What to work on:
State the number of lines in these records holding "schools". Say nothing more.
>> start Data lines
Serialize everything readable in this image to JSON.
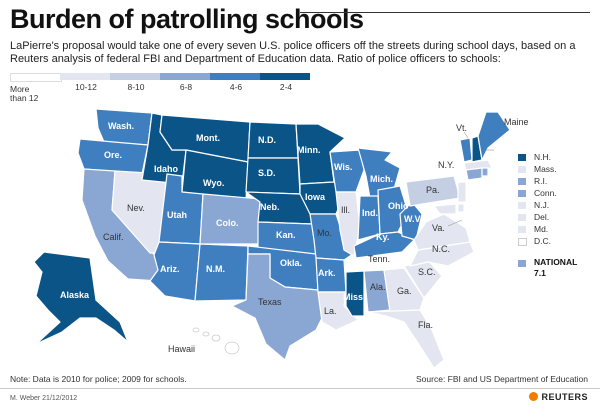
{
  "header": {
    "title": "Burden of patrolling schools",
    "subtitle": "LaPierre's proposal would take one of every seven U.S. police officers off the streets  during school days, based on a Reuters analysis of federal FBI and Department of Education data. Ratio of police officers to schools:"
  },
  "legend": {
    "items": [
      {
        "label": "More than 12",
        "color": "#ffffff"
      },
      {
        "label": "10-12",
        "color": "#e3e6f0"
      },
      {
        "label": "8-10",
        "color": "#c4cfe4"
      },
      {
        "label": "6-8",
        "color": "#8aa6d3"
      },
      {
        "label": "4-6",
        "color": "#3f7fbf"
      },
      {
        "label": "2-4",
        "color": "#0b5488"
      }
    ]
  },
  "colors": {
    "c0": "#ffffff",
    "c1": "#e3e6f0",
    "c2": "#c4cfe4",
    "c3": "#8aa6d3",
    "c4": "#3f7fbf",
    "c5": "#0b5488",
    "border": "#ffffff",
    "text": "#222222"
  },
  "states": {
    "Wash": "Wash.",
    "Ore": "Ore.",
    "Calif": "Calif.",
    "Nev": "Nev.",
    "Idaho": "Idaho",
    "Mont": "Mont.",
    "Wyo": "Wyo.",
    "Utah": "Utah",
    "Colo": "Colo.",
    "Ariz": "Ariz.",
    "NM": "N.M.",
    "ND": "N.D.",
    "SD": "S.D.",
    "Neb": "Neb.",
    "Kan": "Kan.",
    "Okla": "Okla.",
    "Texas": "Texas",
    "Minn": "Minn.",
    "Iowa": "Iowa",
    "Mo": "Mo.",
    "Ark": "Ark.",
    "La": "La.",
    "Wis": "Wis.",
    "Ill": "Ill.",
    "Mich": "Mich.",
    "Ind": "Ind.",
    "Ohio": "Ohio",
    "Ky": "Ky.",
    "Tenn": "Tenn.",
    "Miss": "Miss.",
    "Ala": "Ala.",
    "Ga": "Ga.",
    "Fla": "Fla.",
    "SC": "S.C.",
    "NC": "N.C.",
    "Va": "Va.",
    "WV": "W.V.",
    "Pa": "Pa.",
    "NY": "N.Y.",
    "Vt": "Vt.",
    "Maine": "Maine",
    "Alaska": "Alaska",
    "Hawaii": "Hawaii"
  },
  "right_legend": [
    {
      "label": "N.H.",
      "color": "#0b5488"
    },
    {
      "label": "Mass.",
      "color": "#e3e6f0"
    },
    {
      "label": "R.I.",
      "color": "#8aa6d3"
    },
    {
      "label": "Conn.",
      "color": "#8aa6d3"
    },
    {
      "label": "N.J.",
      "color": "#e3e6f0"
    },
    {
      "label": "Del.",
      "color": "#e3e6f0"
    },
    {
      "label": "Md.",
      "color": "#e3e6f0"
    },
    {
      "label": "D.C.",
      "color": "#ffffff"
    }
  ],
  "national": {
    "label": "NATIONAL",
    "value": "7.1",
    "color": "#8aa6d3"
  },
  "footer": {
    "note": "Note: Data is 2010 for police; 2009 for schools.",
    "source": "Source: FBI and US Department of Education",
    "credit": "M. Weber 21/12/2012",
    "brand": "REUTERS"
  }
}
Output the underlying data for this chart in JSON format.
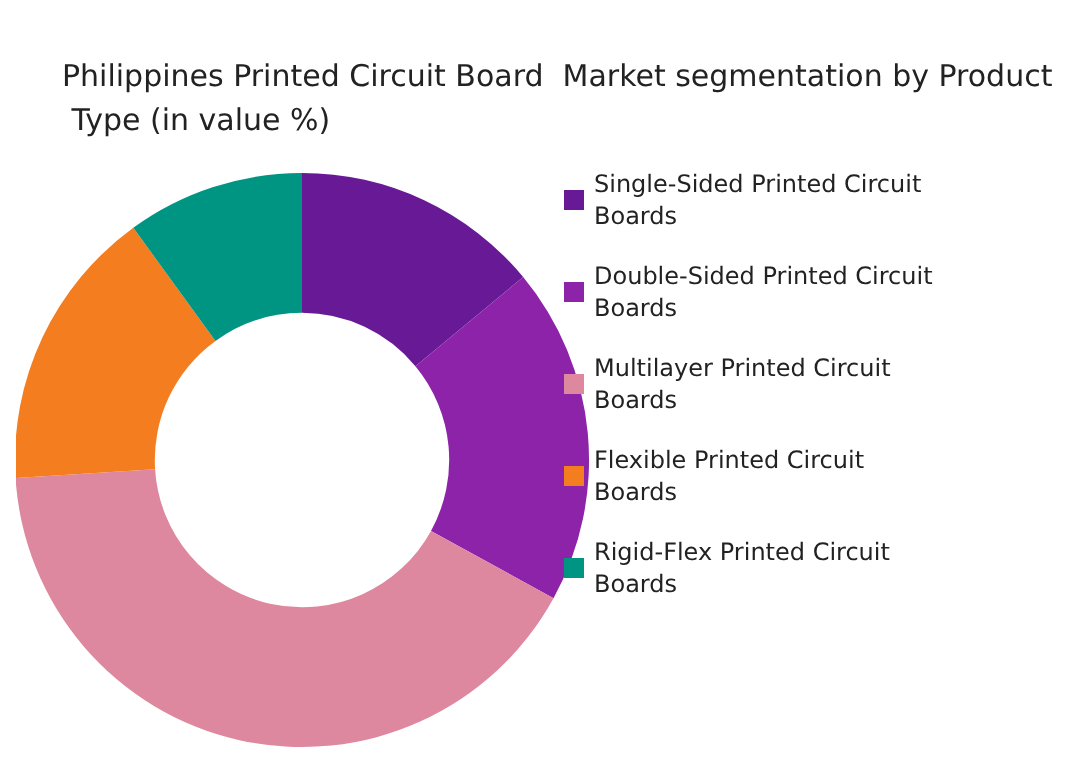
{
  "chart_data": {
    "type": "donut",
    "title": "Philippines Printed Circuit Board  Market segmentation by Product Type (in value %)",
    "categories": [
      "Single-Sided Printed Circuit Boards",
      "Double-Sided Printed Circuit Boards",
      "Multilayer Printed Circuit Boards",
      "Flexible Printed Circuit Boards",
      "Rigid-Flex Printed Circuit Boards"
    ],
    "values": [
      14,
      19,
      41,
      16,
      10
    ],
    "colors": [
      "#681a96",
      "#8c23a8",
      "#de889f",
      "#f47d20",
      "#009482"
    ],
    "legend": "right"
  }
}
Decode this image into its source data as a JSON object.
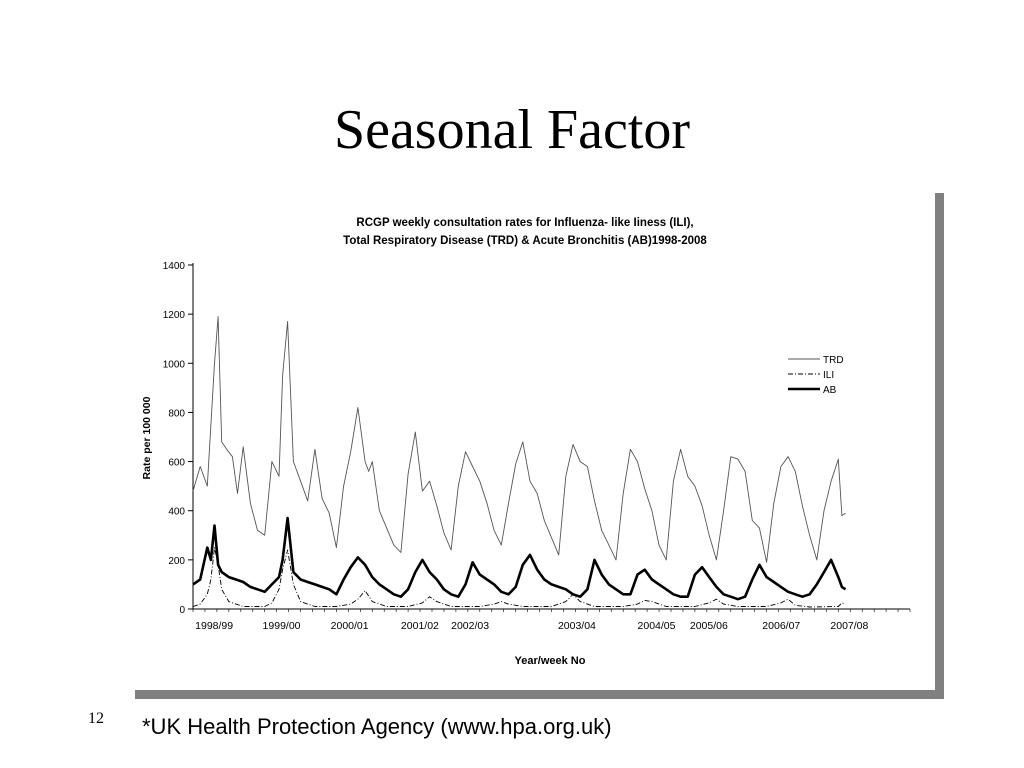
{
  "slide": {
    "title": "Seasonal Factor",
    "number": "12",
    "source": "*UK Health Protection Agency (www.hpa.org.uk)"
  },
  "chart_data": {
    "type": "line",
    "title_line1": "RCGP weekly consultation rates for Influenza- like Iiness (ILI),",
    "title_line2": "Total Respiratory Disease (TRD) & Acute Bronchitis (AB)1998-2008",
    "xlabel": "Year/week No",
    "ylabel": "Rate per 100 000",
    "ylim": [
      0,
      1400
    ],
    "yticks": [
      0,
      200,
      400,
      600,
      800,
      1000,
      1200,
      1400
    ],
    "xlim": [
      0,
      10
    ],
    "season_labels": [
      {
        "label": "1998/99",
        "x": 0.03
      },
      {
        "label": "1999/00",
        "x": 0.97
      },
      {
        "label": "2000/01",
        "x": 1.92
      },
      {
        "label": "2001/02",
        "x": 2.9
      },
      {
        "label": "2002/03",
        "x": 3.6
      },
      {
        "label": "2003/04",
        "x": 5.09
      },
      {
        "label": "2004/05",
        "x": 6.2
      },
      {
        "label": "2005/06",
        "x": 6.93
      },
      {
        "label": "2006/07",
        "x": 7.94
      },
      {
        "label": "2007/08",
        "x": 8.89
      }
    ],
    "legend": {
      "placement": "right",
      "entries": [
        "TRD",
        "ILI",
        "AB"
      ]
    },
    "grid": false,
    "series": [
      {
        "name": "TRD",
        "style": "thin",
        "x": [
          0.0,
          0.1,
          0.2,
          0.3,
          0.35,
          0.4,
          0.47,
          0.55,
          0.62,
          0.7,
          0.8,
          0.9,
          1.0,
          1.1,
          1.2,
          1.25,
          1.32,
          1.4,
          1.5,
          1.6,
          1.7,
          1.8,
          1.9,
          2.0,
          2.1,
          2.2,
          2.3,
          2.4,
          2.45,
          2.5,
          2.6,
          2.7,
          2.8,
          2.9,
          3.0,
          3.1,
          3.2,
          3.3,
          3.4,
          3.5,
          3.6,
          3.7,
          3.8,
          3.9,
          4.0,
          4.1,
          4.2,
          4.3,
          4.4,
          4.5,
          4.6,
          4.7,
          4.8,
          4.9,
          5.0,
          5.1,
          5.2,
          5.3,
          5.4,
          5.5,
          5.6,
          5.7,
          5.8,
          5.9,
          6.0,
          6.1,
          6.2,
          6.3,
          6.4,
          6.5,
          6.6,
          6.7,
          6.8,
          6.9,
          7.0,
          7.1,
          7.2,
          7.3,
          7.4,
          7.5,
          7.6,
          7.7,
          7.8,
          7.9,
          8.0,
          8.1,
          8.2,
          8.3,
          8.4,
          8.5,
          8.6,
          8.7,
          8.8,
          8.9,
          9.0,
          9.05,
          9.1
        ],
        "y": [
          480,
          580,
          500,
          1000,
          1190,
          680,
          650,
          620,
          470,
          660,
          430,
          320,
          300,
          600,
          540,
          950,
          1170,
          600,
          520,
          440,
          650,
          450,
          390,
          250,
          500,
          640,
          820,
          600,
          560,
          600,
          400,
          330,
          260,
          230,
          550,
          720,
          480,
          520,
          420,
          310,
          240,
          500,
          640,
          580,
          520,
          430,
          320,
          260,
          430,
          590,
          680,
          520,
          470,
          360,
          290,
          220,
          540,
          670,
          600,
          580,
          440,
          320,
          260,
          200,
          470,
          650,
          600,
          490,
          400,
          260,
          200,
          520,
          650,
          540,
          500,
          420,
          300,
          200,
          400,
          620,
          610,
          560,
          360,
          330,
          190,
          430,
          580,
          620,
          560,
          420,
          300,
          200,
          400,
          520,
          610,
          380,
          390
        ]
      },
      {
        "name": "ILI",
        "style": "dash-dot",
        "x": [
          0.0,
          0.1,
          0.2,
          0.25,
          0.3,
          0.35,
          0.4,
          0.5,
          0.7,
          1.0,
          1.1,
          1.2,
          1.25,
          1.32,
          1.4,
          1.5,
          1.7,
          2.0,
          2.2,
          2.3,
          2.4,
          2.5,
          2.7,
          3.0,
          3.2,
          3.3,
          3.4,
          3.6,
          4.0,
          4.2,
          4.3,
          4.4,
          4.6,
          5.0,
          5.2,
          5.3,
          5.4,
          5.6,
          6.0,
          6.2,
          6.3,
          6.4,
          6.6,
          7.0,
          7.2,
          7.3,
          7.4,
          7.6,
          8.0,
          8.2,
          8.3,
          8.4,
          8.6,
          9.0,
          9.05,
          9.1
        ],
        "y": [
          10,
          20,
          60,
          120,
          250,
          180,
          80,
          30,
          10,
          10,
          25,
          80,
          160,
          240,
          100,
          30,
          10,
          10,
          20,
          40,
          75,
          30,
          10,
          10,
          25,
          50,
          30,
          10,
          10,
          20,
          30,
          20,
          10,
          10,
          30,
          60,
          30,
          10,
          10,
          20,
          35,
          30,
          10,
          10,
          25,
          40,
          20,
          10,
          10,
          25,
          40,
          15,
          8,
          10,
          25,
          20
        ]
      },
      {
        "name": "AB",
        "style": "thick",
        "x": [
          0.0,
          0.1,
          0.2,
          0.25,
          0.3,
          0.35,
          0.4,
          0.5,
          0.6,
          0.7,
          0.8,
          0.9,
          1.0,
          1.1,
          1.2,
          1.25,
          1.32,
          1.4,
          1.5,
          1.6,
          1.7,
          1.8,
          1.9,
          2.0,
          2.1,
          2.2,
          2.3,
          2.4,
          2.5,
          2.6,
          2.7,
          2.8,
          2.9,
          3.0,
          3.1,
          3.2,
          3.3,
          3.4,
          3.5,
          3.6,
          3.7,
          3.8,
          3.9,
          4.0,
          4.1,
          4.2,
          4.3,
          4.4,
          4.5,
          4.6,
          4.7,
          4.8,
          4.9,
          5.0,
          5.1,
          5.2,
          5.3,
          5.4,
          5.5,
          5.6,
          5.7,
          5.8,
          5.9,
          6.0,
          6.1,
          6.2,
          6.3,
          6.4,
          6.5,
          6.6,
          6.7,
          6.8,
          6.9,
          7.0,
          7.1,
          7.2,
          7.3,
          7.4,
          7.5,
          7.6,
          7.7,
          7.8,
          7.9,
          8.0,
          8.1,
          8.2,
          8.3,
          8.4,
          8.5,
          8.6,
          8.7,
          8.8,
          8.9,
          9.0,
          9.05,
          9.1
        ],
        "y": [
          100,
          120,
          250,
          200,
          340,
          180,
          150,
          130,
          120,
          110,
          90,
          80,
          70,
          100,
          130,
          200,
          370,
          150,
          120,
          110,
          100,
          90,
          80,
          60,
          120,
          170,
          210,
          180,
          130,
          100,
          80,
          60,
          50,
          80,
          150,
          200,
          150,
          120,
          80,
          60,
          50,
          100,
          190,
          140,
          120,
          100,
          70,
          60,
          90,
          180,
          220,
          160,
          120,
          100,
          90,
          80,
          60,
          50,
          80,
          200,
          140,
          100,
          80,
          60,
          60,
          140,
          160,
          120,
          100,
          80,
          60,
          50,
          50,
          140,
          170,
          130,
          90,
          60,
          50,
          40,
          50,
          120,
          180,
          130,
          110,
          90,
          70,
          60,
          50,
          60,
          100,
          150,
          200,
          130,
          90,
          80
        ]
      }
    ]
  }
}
>> end Data lines
Expected output:
3